Data in this exercise

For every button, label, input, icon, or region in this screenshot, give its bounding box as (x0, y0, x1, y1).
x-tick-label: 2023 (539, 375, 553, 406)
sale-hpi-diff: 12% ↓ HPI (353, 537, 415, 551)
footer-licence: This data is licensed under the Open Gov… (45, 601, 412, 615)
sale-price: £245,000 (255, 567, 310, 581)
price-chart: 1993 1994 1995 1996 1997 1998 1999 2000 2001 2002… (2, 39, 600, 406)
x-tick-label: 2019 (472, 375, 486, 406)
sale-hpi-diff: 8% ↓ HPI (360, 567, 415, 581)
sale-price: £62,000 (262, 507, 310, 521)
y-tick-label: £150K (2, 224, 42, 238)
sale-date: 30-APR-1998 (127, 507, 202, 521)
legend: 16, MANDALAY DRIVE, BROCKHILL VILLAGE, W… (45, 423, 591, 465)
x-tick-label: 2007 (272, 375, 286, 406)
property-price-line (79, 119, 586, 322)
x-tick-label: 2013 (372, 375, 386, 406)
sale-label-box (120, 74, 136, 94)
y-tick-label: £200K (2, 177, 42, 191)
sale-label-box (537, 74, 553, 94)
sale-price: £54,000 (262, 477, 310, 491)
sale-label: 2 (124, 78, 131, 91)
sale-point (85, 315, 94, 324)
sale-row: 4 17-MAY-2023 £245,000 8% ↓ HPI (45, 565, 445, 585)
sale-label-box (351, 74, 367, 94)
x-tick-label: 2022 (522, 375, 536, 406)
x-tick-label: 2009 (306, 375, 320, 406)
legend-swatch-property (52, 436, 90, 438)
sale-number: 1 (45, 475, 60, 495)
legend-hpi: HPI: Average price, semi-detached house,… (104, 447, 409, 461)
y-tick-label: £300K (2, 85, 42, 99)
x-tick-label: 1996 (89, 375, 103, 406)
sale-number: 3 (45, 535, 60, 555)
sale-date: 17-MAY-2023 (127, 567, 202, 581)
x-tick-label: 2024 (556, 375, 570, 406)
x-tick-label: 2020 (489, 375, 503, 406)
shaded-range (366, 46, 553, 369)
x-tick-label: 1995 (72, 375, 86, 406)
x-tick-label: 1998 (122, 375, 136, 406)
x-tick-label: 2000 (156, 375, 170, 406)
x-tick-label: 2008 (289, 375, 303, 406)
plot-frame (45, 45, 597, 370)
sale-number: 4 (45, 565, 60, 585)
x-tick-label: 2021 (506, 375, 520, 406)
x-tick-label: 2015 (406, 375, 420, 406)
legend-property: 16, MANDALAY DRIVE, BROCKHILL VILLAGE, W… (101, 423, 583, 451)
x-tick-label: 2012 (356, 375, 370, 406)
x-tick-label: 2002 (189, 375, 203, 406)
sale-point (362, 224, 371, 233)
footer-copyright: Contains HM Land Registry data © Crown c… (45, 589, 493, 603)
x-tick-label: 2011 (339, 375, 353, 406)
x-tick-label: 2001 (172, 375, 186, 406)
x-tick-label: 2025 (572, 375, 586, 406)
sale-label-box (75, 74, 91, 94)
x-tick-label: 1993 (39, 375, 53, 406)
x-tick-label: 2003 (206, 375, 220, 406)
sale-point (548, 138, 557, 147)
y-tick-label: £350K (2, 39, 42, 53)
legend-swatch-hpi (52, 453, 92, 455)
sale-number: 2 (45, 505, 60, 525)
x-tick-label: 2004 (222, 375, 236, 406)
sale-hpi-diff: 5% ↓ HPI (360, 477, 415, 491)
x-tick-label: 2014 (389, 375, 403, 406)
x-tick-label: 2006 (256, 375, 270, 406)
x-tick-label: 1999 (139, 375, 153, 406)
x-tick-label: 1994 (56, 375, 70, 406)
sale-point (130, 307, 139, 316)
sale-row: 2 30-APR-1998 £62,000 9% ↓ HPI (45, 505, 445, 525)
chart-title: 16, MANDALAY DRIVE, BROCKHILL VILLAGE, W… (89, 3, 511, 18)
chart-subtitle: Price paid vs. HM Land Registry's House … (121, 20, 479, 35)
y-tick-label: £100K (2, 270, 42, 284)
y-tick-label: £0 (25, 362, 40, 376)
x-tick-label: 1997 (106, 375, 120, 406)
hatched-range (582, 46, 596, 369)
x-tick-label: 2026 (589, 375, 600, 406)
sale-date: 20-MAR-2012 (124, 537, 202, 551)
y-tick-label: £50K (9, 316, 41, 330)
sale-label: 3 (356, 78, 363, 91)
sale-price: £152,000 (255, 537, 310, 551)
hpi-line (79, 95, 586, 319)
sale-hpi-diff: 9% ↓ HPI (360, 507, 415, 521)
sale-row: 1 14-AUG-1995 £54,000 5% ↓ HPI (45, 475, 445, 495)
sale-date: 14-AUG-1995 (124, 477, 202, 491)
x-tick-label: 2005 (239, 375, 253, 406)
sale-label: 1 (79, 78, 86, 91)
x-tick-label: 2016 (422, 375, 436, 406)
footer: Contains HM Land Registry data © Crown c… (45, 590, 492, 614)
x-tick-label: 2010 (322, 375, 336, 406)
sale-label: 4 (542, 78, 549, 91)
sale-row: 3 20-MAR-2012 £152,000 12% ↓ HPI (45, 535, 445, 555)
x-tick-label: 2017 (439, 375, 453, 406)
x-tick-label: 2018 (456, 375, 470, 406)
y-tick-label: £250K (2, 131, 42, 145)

Exercise task
Print every one of the entries above again, character for character, without changing anything.

Complete response
For every button, label, input, icon, or region in this screenshot, give its bounding box as (x0, y0, x1, y1).
x-tick-label: 2023 (539, 375, 553, 406)
sale-hpi-diff: 12% ↓ HPI (353, 537, 415, 551)
footer-licence: This data is licensed under the Open Gov… (45, 601, 412, 615)
sale-price: £245,000 (255, 567, 310, 581)
price-chart: 1993 1994 1995 1996 1997 1998 1999 2000 2001 2002… (2, 39, 600, 406)
x-tick-label: 2019 (472, 375, 486, 406)
sale-hpi-diff: 8% ↓ HPI (360, 567, 415, 581)
sale-price: £62,000 (262, 507, 310, 521)
y-tick-label: £150K (2, 224, 42, 238)
sale-date: 30-APR-1998 (127, 507, 202, 521)
legend: 16, MANDALAY DRIVE, BROCKHILL VILLAGE, W… (45, 423, 591, 465)
x-tick-label: 2007 (272, 375, 286, 406)
property-price-line (79, 119, 586, 322)
x-tick-label: 2013 (372, 375, 386, 406)
sale-label-box (120, 74, 136, 94)
y-tick-label: £200K (2, 177, 42, 191)
sale-label-box (537, 74, 553, 94)
sale-price: £54,000 (262, 477, 310, 491)
sale-label: 2 (124, 78, 131, 91)
sale-point (85, 315, 94, 324)
sale-row: 4 17-MAY-2023 £245,000 8% ↓ HPI (45, 565, 445, 585)
sale-label-box (351, 74, 367, 94)
x-tick-label: 2022 (522, 375, 536, 406)
x-tick-label: 2009 (306, 375, 320, 406)
legend-swatch-property (52, 436, 90, 438)
sale-number: 1 (45, 475, 60, 495)
legend-hpi: HPI: Average price, semi-detached house,… (104, 447, 409, 461)
y-tick-label: £300K (2, 85, 42, 99)
x-tick-label: 1996 (89, 375, 103, 406)
sale-number: 3 (45, 535, 60, 555)
sale-date: 17-MAY-2023 (127, 567, 202, 581)
x-tick-label: 2024 (556, 375, 570, 406)
x-tick-label: 2020 (489, 375, 503, 406)
shaded-range (366, 46, 553, 369)
x-tick-label: 1995 (72, 375, 86, 406)
x-tick-label: 1998 (122, 375, 136, 406)
x-tick-label: 2000 (156, 375, 170, 406)
x-tick-label: 2008 (289, 375, 303, 406)
plot-frame (45, 45, 597, 370)
sale-number: 4 (45, 565, 60, 585)
x-tick-label: 2021 (506, 375, 520, 406)
x-tick-label: 2015 (406, 375, 420, 406)
legend-property: 16, MANDALAY DRIVE, BROCKHILL VILLAGE, W… (101, 423, 583, 451)
x-tick-label: 2012 (356, 375, 370, 406)
x-tick-label: 2002 (189, 375, 203, 406)
sale-point (362, 224, 371, 233)
footer-copyright: Contains HM Land Registry data © Crown c… (45, 589, 493, 603)
x-tick-label: 2011 (339, 375, 353, 406)
x-tick-label: 2001 (172, 375, 186, 406)
x-tick-label: 2025 (572, 375, 586, 406)
sale-label-box (75, 74, 91, 94)
x-tick-label: 1993 (39, 375, 53, 406)
x-tick-label: 2003 (206, 375, 220, 406)
sale-point (548, 138, 557, 147)
y-tick-label: £350K (2, 39, 42, 53)
legend-swatch-hpi (52, 453, 92, 455)
sale-number: 2 (45, 505, 60, 525)
x-tick-label: 2004 (222, 375, 236, 406)
sale-hpi-diff: 5% ↓ HPI (360, 477, 415, 491)
x-tick-label: 2014 (389, 375, 403, 406)
x-tick-label: 2006 (256, 375, 270, 406)
x-tick-label: 1999 (139, 375, 153, 406)
x-tick-label: 1994 (56, 375, 70, 406)
sale-point (130, 307, 139, 316)
sale-row: 2 30-APR-1998 £62,000 9% ↓ HPI (45, 505, 445, 525)
chart-title: 16, MANDALAY DRIVE, BROCKHILL VILLAGE, W… (89, 3, 511, 18)
chart-subtitle: Price paid vs. HM Land Registry's House … (121, 20, 479, 35)
y-tick-label: £100K (2, 270, 42, 284)
y-tick-label: £0 (25, 362, 40, 376)
x-tick-label: 1997 (106, 375, 120, 406)
hatched-range (582, 46, 596, 369)
x-tick-label: 2026 (589, 375, 600, 406)
sale-date: 20-MAR-2012 (124, 537, 202, 551)
y-tick-label: £50K (9, 316, 41, 330)
sale-label: 3 (356, 78, 363, 91)
sale-price: £152,000 (255, 537, 310, 551)
hpi-line (79, 95, 586, 319)
sale-hpi-diff: 9% ↓ HPI (360, 507, 415, 521)
sale-row: 1 14-AUG-1995 £54,000 5% ↓ HPI (45, 475, 445, 495)
sale-date: 14-AUG-1995 (124, 477, 202, 491)
x-tick-label: 2005 (239, 375, 253, 406)
sale-label: 1 (79, 78, 86, 91)
x-tick-label: 2016 (422, 375, 436, 406)
footer: Contains HM Land Registry data © Crown c… (45, 590, 492, 614)
x-tick-label: 2010 (322, 375, 336, 406)
sale-label: 4 (542, 78, 549, 91)
sale-row: 3 20-MAR-2012 £152,000 12% ↓ HPI (45, 535, 445, 555)
x-tick-label: 2017 (439, 375, 453, 406)
x-tick-label: 2018 (456, 375, 470, 406)
y-tick-label: £250K (2, 131, 42, 145)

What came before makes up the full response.